### CONSIGNE
Recopiez, dans l'ordre où elles apparaissent, toutes les phrases interrogatives de l'extrait sur le désir de savoir.

### EXTRAIT À LIRE
┄┄┄┄┄┄

On répète depuis Aristote que notre premier désir est de savoir.
Est-ce bien sûr ?
Une élémentaire histoire des sciences montre comment ont été punis ceux qui venaient déranger l'opinion commune avec un savoir neuf, perturbant le confort des certitudes et le statut des maîtres.
En outre, il y a les mœurs, malmenées car affranchies à cette occasion en tel ou tel domaine, par les progrès du savoir, notamment la biologie aujourd'hui.
Et le politique aussi, effarouché car ébloui et dévoilé, alors que pour exercer, il a régulièrement besoin d'une zone d'ombre.
En serions-nous, donc, toujours là ?
Sans grand doute. Car la levée de la zone obscure propre au fonctionnement social ébranle la sujétion ordinaire dont nous sommes les patients. Alors qu'il y a une classe intéressée à ce que ça dure.
Le “progrès” du savoir laisserait-il alors espérer avec la fin de l'obscurantisme la réalisation de cette vieille revendication : la liberté ?
Si on n'a jamais vu une once de sa réalisation, ce ne peut pourtant être un hasard.
Avançons qu'un véritable “progrès” en revanche devrait permettre de qualifier les sujétions qui sont inévitables, certes diverses selon leur formalisation, afin que, comme des enfants, nous cessions de réclamer en vain et nous réconciliions avec une autorité enfin légitimée.

┄┄┄┄┄┄

### DONNÉES
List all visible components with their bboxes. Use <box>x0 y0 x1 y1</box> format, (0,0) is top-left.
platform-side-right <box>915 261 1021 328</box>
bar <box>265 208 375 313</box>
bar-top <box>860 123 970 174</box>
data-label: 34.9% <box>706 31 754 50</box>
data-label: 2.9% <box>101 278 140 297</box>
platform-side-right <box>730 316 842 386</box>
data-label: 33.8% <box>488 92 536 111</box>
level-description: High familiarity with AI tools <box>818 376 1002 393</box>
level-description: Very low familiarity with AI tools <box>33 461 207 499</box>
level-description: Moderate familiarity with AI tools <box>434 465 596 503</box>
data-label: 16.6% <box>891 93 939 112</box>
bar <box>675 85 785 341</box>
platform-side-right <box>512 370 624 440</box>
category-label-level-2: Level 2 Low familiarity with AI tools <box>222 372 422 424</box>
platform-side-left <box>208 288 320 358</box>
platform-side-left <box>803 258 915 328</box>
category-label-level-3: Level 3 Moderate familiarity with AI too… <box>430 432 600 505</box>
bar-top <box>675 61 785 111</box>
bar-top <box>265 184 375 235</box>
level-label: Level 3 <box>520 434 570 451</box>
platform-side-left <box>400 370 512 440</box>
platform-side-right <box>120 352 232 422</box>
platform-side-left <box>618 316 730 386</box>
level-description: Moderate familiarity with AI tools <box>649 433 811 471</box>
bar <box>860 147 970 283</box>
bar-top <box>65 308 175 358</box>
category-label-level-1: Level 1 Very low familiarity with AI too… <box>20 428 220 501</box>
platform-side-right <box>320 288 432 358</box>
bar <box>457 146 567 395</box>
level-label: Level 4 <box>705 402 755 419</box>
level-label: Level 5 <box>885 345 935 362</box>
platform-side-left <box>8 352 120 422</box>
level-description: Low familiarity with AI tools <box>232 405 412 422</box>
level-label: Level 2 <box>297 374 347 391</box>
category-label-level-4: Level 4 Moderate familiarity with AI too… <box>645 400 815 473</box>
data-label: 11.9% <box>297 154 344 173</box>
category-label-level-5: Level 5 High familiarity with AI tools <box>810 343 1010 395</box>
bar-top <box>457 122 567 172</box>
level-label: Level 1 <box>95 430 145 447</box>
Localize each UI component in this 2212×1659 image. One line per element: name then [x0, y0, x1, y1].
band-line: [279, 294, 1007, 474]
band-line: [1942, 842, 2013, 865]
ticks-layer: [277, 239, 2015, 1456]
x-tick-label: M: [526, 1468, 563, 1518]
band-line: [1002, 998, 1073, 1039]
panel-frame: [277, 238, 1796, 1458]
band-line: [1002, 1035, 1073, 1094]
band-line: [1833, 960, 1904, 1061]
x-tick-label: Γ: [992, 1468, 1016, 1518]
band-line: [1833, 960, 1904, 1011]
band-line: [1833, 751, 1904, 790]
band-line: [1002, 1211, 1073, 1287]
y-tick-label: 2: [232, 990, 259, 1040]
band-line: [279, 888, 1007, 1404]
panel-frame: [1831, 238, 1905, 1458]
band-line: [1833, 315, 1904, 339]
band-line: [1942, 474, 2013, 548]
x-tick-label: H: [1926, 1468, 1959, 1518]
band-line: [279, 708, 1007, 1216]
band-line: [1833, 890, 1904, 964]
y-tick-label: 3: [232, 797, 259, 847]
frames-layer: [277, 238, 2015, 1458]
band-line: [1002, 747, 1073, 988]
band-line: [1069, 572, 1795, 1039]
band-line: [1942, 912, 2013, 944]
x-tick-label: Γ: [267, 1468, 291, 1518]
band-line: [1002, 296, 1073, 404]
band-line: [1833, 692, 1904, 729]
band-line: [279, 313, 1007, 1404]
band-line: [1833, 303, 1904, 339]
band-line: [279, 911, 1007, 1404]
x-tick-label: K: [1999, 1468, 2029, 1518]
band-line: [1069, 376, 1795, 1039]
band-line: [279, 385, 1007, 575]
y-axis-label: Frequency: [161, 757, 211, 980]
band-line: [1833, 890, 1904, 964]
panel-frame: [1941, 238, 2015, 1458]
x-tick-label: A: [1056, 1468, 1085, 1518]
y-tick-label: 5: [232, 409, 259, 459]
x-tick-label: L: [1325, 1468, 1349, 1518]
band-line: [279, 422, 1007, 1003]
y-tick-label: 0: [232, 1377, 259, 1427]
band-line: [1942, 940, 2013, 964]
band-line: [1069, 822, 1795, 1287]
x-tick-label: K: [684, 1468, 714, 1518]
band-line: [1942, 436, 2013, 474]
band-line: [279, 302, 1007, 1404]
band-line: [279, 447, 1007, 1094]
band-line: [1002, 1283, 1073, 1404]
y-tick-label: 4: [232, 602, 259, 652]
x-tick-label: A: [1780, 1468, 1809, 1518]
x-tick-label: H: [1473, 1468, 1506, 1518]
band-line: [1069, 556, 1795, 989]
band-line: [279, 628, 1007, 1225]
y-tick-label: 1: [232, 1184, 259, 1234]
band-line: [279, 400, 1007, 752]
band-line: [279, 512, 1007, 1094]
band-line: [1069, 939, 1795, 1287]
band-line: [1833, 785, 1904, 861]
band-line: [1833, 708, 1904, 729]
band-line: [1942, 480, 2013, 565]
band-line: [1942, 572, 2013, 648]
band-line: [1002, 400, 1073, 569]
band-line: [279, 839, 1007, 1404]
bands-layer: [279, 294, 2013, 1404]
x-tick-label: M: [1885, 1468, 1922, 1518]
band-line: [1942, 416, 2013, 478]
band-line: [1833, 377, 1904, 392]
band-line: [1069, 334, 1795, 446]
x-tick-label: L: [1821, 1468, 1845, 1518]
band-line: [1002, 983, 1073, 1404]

┄┄┄┄┄┄

### RÉPONSE ATTENDUE
1. Est-ce bien sûr ?
2. En serions-nous, donc, toujours là ?
3. Le “progrès” du savoir laisserait-il alors espérer avec la fin de l'obscurantisme la réalisation de cette vieille revendication : la liberté ?